**PROBLEM**
Pull out each line in the records below that contains the string "music", treating uppercase and lowercase as different.

**INPUT MATERIAL**
--*--

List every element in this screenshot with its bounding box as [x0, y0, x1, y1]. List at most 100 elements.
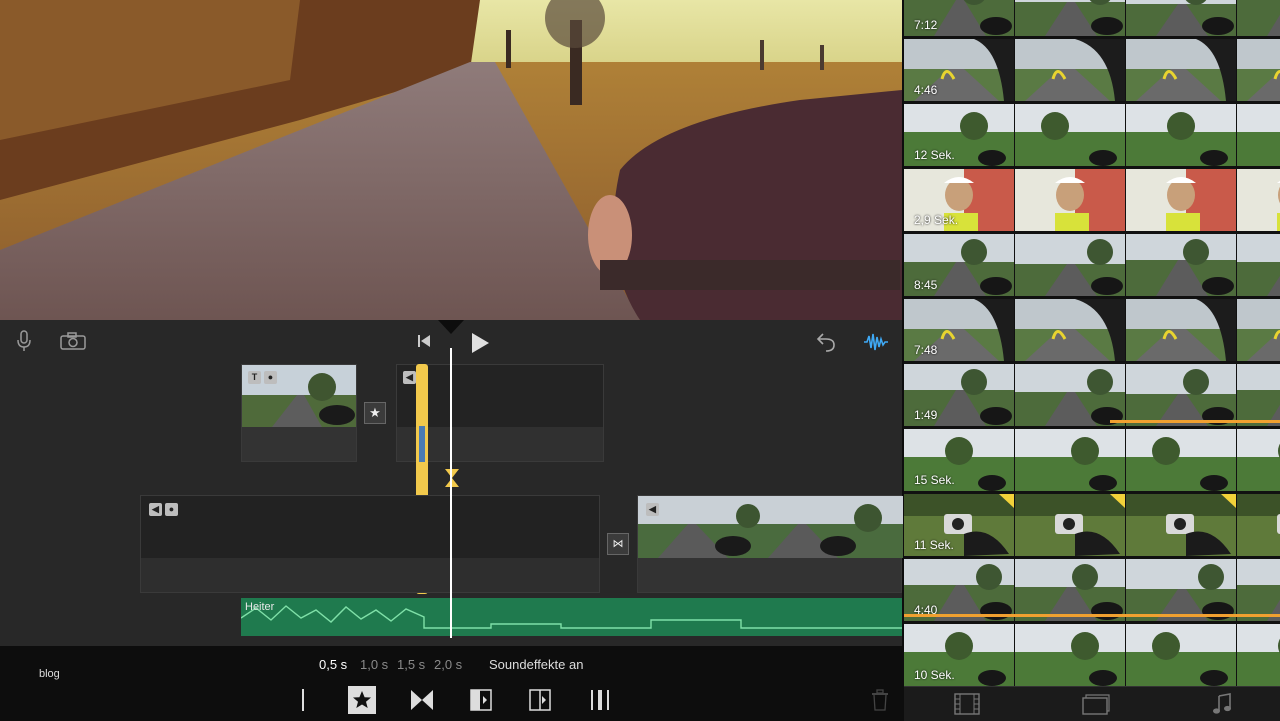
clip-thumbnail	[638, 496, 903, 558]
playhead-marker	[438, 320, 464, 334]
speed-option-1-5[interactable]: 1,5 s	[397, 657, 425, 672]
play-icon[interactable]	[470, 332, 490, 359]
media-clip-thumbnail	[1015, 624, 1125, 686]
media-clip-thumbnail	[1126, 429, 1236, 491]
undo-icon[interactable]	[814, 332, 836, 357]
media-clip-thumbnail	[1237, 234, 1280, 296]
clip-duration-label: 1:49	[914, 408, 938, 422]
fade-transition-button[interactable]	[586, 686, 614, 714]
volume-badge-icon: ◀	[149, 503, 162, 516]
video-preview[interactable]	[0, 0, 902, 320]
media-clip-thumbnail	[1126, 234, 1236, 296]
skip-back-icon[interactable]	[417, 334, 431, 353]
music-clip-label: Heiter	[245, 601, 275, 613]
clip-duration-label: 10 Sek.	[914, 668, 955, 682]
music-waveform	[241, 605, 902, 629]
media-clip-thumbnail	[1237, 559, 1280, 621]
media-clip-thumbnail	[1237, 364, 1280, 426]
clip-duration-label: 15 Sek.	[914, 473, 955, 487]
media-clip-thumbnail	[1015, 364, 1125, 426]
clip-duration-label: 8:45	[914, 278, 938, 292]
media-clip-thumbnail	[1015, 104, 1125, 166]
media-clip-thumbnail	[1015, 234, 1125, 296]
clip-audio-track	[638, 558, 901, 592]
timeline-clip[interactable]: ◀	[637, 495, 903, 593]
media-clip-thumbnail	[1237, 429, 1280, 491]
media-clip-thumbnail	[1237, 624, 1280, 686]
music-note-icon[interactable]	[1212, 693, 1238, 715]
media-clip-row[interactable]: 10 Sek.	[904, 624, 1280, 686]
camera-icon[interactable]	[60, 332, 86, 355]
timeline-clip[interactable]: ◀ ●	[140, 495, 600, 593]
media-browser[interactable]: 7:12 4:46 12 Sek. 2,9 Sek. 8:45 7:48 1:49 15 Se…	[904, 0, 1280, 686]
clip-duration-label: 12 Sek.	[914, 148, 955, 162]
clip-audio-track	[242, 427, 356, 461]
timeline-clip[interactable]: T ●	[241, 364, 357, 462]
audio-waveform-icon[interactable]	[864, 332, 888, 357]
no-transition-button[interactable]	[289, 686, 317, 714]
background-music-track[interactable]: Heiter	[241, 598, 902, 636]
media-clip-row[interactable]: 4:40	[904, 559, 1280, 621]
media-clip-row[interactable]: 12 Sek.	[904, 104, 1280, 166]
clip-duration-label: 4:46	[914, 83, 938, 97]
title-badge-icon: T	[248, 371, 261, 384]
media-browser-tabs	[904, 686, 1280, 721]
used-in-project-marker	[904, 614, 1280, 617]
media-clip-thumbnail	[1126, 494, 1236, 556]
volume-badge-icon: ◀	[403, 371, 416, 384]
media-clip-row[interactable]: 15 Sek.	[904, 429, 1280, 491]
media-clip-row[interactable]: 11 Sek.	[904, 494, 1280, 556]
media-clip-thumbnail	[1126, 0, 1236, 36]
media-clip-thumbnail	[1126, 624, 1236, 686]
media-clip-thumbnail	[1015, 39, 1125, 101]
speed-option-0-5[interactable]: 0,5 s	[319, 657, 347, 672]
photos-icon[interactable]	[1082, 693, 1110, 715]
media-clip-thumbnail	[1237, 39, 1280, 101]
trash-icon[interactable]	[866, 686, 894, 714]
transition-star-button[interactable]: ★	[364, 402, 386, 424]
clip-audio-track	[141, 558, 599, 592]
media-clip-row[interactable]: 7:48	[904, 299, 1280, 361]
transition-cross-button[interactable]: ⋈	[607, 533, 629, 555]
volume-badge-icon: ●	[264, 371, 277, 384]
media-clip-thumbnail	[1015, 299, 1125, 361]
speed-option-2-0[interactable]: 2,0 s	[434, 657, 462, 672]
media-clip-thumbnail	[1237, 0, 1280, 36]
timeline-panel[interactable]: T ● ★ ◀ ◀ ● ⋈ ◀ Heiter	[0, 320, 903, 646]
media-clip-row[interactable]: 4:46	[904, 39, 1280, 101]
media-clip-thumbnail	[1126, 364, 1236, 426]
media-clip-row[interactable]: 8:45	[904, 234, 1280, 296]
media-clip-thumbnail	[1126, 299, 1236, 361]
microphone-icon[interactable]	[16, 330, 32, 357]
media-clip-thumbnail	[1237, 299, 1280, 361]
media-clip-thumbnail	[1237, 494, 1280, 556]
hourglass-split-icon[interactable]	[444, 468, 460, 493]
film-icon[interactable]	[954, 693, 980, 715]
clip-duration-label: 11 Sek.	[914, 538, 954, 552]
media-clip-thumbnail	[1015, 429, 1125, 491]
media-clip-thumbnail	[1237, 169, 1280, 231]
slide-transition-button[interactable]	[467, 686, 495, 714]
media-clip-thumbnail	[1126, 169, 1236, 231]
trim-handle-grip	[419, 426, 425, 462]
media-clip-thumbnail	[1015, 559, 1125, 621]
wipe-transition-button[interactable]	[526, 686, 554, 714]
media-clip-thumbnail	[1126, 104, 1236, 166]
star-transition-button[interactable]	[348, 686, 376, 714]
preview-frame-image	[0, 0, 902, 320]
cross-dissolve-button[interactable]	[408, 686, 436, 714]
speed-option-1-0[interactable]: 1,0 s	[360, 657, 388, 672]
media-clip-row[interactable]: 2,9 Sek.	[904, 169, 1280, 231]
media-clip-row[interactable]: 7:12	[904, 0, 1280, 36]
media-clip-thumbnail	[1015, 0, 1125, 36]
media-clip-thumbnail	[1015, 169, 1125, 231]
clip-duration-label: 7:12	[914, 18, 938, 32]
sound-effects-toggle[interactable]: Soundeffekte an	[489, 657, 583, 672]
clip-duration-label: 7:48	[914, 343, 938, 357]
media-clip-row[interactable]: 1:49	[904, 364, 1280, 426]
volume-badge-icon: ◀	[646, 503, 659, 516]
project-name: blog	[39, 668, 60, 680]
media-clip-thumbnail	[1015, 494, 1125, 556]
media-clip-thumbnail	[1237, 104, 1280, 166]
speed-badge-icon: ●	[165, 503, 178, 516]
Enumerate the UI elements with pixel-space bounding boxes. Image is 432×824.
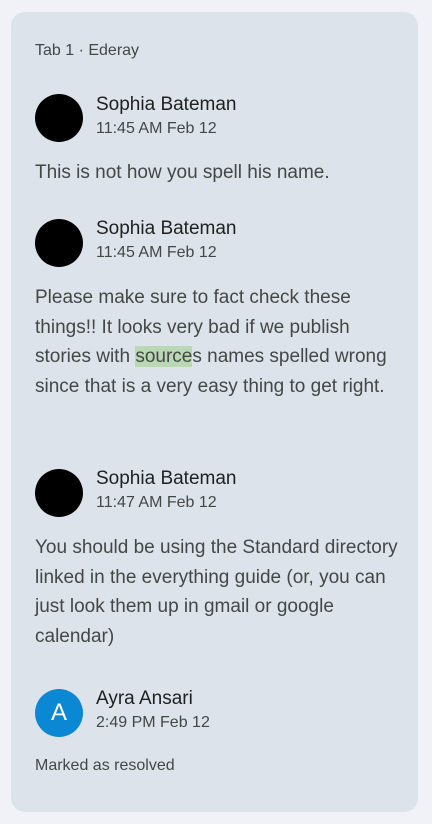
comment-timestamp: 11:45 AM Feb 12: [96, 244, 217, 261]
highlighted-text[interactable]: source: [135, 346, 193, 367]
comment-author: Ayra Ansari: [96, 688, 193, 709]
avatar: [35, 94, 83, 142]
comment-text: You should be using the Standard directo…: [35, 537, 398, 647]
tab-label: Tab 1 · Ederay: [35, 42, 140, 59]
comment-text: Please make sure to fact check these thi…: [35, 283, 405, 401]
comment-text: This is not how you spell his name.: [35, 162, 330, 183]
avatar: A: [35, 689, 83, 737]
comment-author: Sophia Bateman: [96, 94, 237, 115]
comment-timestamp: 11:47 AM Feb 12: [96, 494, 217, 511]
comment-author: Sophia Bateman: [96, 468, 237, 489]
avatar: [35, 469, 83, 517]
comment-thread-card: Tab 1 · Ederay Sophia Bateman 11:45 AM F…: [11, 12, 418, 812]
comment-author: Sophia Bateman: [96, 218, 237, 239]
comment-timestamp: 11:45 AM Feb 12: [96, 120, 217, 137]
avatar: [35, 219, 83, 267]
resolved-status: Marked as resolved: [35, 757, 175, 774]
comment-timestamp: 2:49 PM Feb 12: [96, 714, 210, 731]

--*--

**TASK ANSWER**
music-clip-label: Heiter	[245, 601, 275, 613]
music-waveform	[241, 605, 902, 629]
music-note-icon[interactable]	[1212, 693, 1238, 715]
background-music-track[interactable]: Heiter	[241, 598, 902, 636]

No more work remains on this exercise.